● Stated exercise
Render the data from the line with "Extract all elements" to the line with "- callout-5: 5: [154, 224, 190, 260]", both included, as a two-column CSV with columns named instruction and response. Put one row per instruction with its reply, each as a single quoted field with line breaks replaced by spaces, and leave the pictures out.

#### Data provided

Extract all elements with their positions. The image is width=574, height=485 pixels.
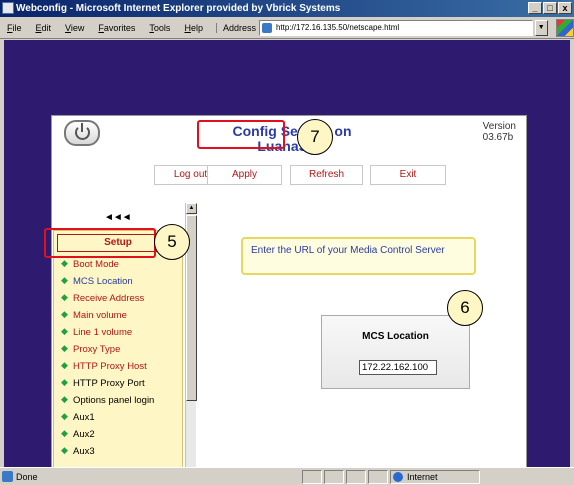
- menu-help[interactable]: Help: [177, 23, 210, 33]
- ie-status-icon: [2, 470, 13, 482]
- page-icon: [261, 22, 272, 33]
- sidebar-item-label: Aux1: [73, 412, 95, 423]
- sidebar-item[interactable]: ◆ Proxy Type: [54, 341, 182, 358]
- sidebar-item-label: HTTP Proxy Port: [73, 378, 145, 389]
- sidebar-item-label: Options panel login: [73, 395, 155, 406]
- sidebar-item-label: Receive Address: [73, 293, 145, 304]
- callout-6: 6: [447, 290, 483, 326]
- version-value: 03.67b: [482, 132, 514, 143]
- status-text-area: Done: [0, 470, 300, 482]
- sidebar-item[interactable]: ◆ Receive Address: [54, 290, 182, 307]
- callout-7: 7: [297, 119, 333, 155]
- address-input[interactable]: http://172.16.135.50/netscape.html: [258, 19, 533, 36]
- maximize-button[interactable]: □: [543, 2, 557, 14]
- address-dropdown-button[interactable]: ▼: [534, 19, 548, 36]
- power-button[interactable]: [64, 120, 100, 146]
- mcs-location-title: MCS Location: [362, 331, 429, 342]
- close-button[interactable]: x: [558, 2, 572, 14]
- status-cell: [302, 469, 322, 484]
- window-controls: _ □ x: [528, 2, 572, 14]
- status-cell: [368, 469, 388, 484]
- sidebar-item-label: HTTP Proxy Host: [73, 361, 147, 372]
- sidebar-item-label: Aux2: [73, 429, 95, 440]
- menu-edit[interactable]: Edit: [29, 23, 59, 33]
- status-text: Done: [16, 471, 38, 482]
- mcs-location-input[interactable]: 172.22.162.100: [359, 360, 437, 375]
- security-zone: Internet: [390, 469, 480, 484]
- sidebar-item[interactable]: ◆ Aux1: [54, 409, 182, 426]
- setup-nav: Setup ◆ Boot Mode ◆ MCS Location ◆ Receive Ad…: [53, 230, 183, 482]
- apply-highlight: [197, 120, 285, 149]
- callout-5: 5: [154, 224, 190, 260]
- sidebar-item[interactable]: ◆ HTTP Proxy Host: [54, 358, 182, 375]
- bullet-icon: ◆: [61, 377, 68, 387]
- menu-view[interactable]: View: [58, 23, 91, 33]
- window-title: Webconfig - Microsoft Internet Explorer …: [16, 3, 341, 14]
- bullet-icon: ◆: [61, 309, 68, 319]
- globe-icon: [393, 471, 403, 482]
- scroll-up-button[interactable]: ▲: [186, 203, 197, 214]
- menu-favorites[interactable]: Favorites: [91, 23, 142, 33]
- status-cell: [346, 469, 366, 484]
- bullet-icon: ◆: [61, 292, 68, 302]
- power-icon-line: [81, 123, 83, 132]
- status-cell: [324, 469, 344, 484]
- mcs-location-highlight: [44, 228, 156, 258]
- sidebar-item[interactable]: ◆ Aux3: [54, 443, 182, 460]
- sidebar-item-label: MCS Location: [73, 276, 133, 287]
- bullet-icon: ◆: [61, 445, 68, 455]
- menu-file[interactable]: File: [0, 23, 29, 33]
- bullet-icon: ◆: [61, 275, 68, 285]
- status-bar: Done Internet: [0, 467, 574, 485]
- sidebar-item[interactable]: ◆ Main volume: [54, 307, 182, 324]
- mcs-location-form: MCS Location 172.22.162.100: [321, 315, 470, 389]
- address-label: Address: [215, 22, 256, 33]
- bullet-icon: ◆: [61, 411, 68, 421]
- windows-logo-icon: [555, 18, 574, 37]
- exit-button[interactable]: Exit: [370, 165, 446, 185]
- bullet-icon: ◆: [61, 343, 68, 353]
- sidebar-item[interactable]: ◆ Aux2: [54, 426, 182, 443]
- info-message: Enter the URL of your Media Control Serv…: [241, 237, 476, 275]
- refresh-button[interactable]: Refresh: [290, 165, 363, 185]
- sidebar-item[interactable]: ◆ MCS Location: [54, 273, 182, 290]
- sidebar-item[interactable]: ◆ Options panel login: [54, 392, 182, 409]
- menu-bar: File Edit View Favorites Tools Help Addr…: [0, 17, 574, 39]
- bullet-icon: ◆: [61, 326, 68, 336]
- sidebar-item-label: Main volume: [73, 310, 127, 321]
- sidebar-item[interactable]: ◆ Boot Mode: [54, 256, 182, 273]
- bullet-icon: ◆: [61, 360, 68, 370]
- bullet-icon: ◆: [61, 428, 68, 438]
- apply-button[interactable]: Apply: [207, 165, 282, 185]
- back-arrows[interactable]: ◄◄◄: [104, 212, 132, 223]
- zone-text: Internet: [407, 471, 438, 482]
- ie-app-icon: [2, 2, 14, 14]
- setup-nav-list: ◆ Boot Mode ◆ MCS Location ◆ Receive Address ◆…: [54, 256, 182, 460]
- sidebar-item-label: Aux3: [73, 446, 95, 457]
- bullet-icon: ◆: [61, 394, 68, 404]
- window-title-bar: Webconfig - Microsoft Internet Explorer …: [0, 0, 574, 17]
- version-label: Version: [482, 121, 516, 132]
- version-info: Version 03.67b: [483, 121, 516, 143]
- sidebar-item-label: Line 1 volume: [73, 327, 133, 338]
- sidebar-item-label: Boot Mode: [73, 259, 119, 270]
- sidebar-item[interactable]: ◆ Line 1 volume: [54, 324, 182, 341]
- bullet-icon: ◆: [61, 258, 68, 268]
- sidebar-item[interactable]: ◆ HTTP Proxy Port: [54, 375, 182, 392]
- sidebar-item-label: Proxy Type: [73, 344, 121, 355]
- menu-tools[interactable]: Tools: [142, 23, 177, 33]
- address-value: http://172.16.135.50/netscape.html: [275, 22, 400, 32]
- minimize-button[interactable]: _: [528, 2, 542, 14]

########
#### Data provided

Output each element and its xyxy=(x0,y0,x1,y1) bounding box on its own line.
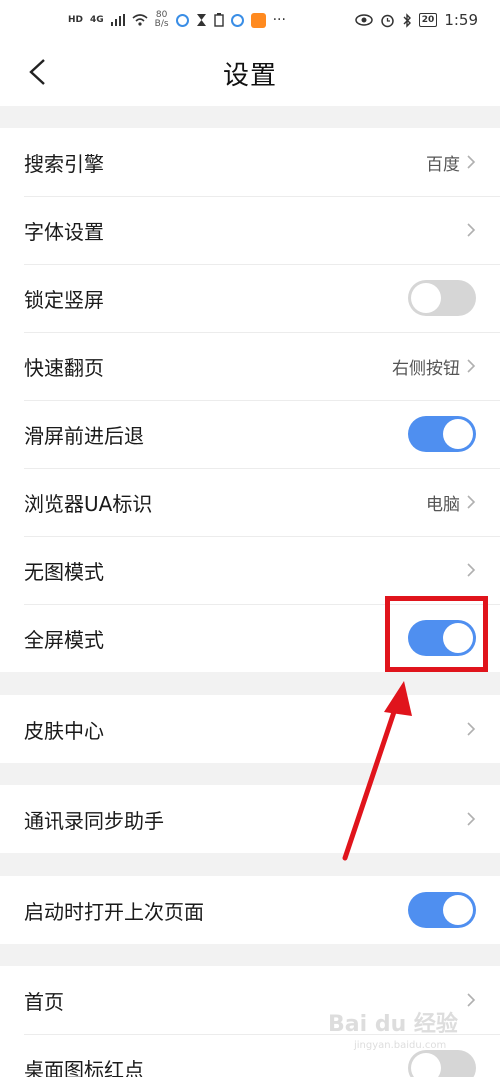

########

● Written answer
instruction,response
"Extract all elements with their positions. The image is width=574, height=485 pixels.","- menu-help[interactable]: Help: [177, 23, 210, 33] - ie-status-icon: [2, 470, 13, 482] - page-icon: [261, 22, 272, 33] - sidebar-item-label: Aux1: [73, 412, 95, 423] - sidebar-item[interactable]: ◆ Proxy Type: [54, 341, 182, 358] - sidebar-item-label: HTTP Proxy Port: [73, 378, 145, 389] - sidebar-item-label: Options panel login: [73, 395, 155, 406] - sidebar-item-label: Receive Address: [73, 293, 145, 304] - callout-6: 6: [447, 290, 483, 326] - version-value: 03.67b: [482, 132, 514, 143] - status-text-area: Done: [0, 470, 300, 482] - sidebar-item[interactable]: ◆ Receive Address: [54, 290, 182, 307] - callout-7: 7: [297, 119, 333, 155] - address-input[interactable]: http://172.16.135.50/netscape.html: [258, 19, 533, 36] - maximize-button[interactable]: □: [543, 2, 557, 14] - address-dropdown-button[interactable]: ▼: [534, 19, 548, 36] - power-button[interactable]: [64, 120, 100, 146] - mcs-location-title: MCS Location: [362, 331, 429, 342] - close-button[interactable]: x: [558, 2, 572, 14] - status-cell: [302, 469, 322, 484] - window-controls: _ □ x: [528, 2, 572, 14] - status-cell: [368, 469, 388, 484] - sidebar-item-label: HTTP Proxy Host: [73, 361, 147, 372] - sidebar-item-label: Aux2: [73, 429, 95, 440] - menu-edit[interactable]: Edit: [29, 23, 59, 33] - status-text: Done: [16, 471, 38, 482] - mcs-location-input[interactable]: 172.22.162.100: [359, 360, 437, 375] - security-zone: Internet: [390, 469, 480, 484] - sidebar-item[interactable]: ◆ Aux1: [54, 409, 182, 426] - setup-nav: Setup ◆ Boot Mode ◆ MCS Location ◆ Receive Ad…: [53, 230, 183, 482] - apply-highlight: [197, 120, 285, 149] - callout-5: 5: [154, 224, 190, 260]"